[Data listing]

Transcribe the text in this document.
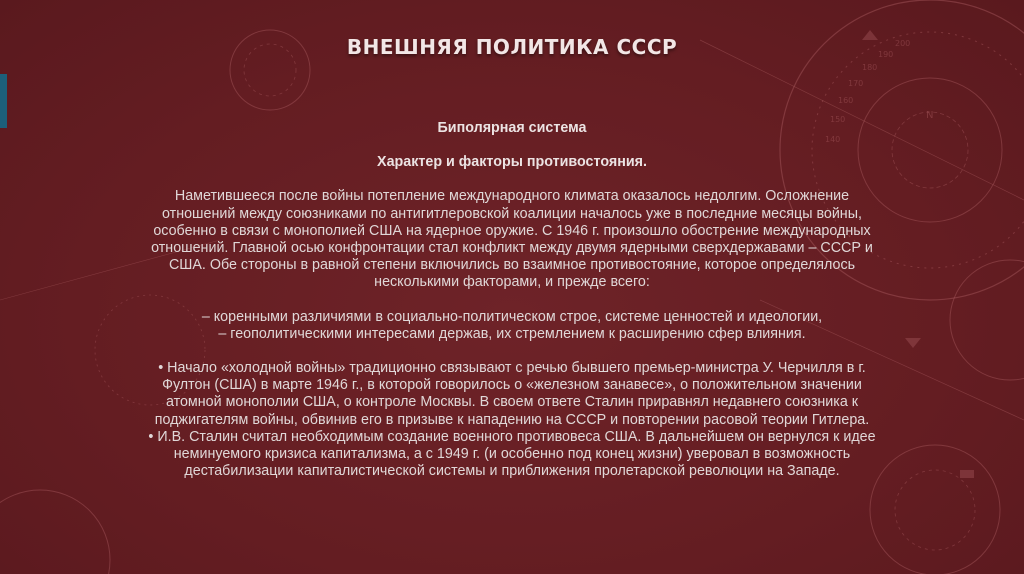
140
150
160
170
180
190
200
N
ВНЕШНЯЯ ПОЛИТИКА СССР
Биполярная система
Характер и факторы противостояния.
Наметившееся после войны потепление международного климата оказалось недолгим. Осложнение
отношений между союзниками по антигитлеровской коалиции началось уже в последние месяцы войны,
особенно в связи с монополией США на ядерное оружие. С 1946 г. произошло обострение международных
отношений. Главной осью конфронтации стал конфликт между двумя ядерными сверхдержавами – СССР и
США. Обе стороны в равной степени включились во взаимное противостояние, которое определялось
несколькими факторами, и прежде всего:
– коренными различиями в социально-политическом строе, системе ценностей и идеологии,
– геополитическими интересами держав, их стремлением к расширению сфер влияния.
• Начало «холодной войны» традиционно связывают с речью бывшего премьер-министра У. Черчилля в г.
Фултон (США) в марте 1946 г., в которой говорилось о «железном занавесе», о положительном значении
атомной монополии США, о контроле Москвы. В своем ответе Сталин приравнял недавнего союзника к
поджигателям войны, обвинив его в призыве к нападению на СССР и повторении расовой теории Гитлера.
• И.В. Сталин считал необходимым создание военного противовеса США. В дальнейшем он вернулся к идее
неминуемого кризиса капитализма, а с 1949 г. (и особенно под конец жизни) уверовал в возможность
дестабилизации капиталистической системы и приближения пролетарской революции на Западе.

* Exercise instructions
Pull out every line in the data above that has the word "особенно".

* Output
особенно в связи с монополией США на ядерное оружие. С 1946 г. произошло обострение международных
неминуемого кризиса капитализма, а с 1949 г. (и особенно под конец жизни) уверовал в возможность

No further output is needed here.